━━━ Material for this task
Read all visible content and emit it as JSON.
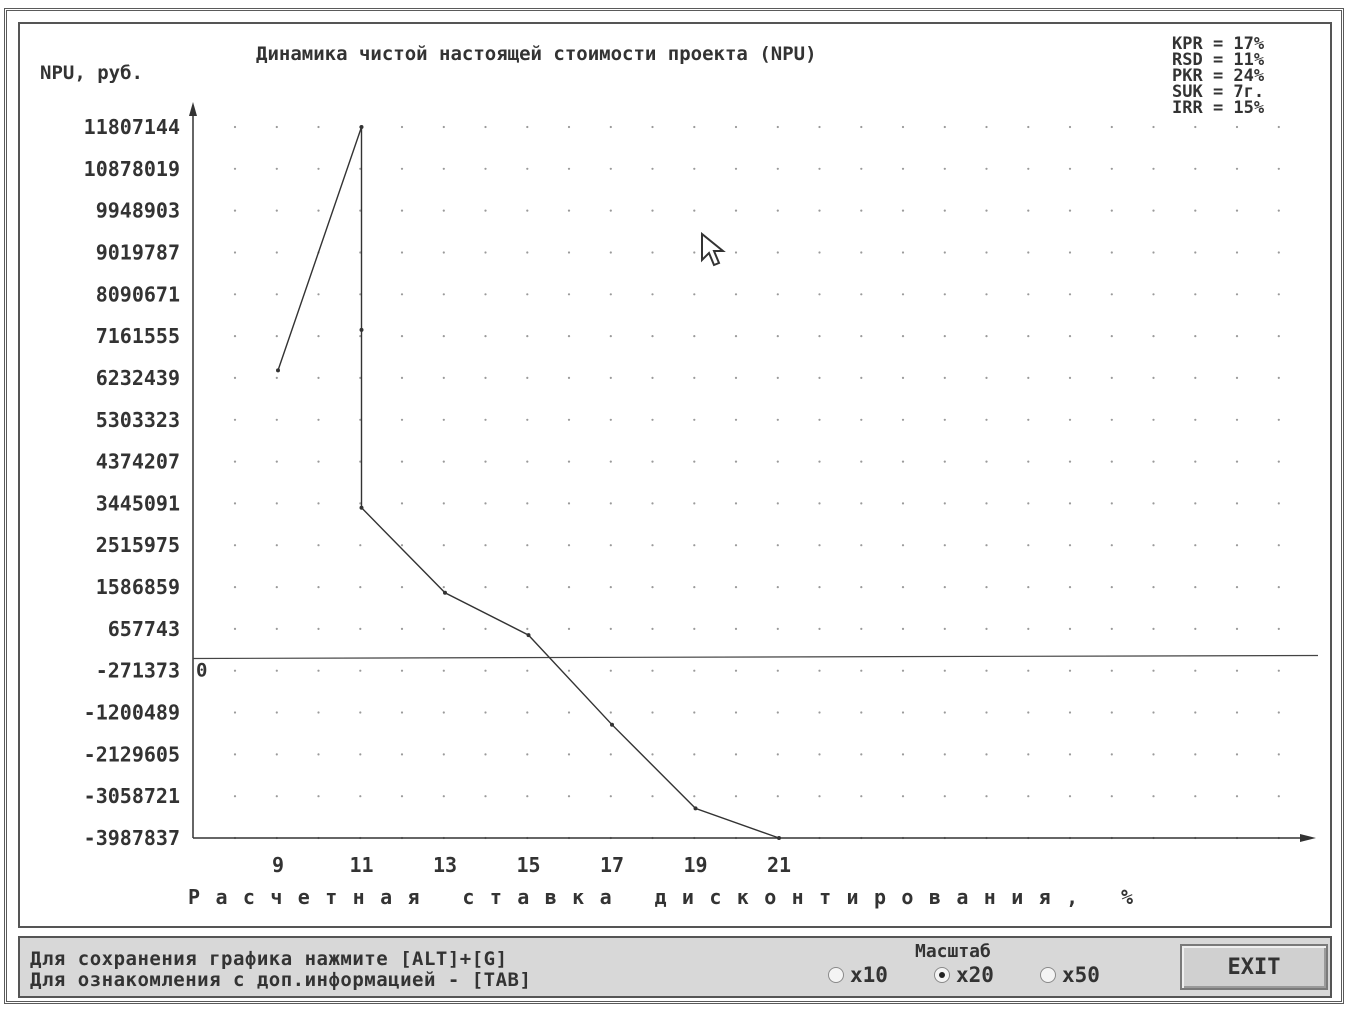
{
  "chart_data": {
    "type": "line",
    "title": "Динамика чистой настоящей стоимости проекта (NPU)",
    "ylabel": "NPU, руб.",
    "xlabel": "Расчетная ставка дисконтирования, %",
    "x_ticks": [
      "9",
      "11",
      "13",
      "15",
      "17",
      "19",
      "21"
    ],
    "y_ticks": [
      "11807144",
      "10878019",
      "9948903",
      "9019787",
      "8090671",
      "7161555",
      "6232439",
      "5303323",
      "4374207",
      "3445091",
      "2515975",
      "1586859",
      "657743",
      "-271373",
      "-1200489",
      "-2129605",
      "-3058721",
      "-3987837"
    ],
    "ylim": [
      -3987837,
      11807144
    ],
    "zero_label": "0",
    "grid": "dotted",
    "series": [
      {
        "x": [
          9,
          11,
          11,
          11,
          13,
          15,
          17,
          19,
          21
        ],
        "y": [
          6400000,
          11807144,
          7300000,
          3350000,
          1460000,
          520000,
          -1470000,
          -3330000,
          -3987837
        ]
      }
    ],
    "indicators": [
      {
        "label": "KPR",
        "value": "17%"
      },
      {
        "label": "RSD",
        "value": "11%"
      },
      {
        "label": "PKR",
        "value": "24%"
      },
      {
        "label": "SUK",
        "value": "7г."
      },
      {
        "label": "IRR",
        "value": "15%"
      }
    ]
  },
  "status": {
    "hint1": "Для сохранения графика нажмите [ALT]+[G]",
    "hint2": "Для ознакомления с доп.информацией - [TAB]",
    "scale_title": "Масштаб",
    "scale_options": [
      "x10",
      "x20",
      "x50"
    ],
    "scale_selected": "x20",
    "exit_label": "EXIT"
  },
  "icons": {
    "cursor": "mouse-pointer-icon"
  }
}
━━━━━━
*Problem details*. Write out each line again precisely as it appears, skipping every picture.

*Result of the exercise*.
Read all visible content and emit it as JSON.
{
  "chart_data": {
    "type": "line",
    "title": "Динамика чистой настоящей стоимости проекта (NPU)",
    "ylabel": "NPU, руб.",
    "xlabel": "Расчетная ставка дисконтирования, %",
    "x_ticks": [
      "9",
      "11",
      "13",
      "15",
      "17",
      "19",
      "21"
    ],
    "y_ticks": [
      "11807144",
      "10878019",
      "9948903",
      "9019787",
      "8090671",
      "7161555",
      "6232439",
      "5303323",
      "4374207",
      "3445091",
      "2515975",
      "1586859",
      "657743",
      "-271373",
      "-1200489",
      "-2129605",
      "-3058721",
      "-3987837"
    ],
    "ylim": [
      -3987837,
      11807144
    ],
    "zero_label": "0",
    "grid": "dotted",
    "series": [
      {
        "x": [
          9,
          11,
          11,
          11,
          13,
          15,
          17,
          19,
          21
        ],
        "y": [
          6400000,
          11807144,
          7300000,
          3350000,
          1460000,
          520000,
          -1470000,
          -3330000,
          -3987837
        ]
      }
    ],
    "indicators": [
      {
        "label": "KPR",
        "value": "17%"
      },
      {
        "label": "RSD",
        "value": "11%"
      },
      {
        "label": "PKR",
        "value": "24%"
      },
      {
        "label": "SUK",
        "value": "7г."
      },
      {
        "label": "IRR",
        "value": "15%"
      }
    ]
  },
  "status": {
    "hint1": "Для сохранения графика нажмите [ALT]+[G]",
    "hint2": "Для ознакомления с доп.информацией - [TAB]",
    "scale_title": "Масштаб",
    "scale_options": [
      "x10",
      "x20",
      "x50"
    ],
    "scale_selected": "x20",
    "exit_label": "EXIT"
  },
  "icons": {
    "cursor": "mouse-pointer-icon"
  }
}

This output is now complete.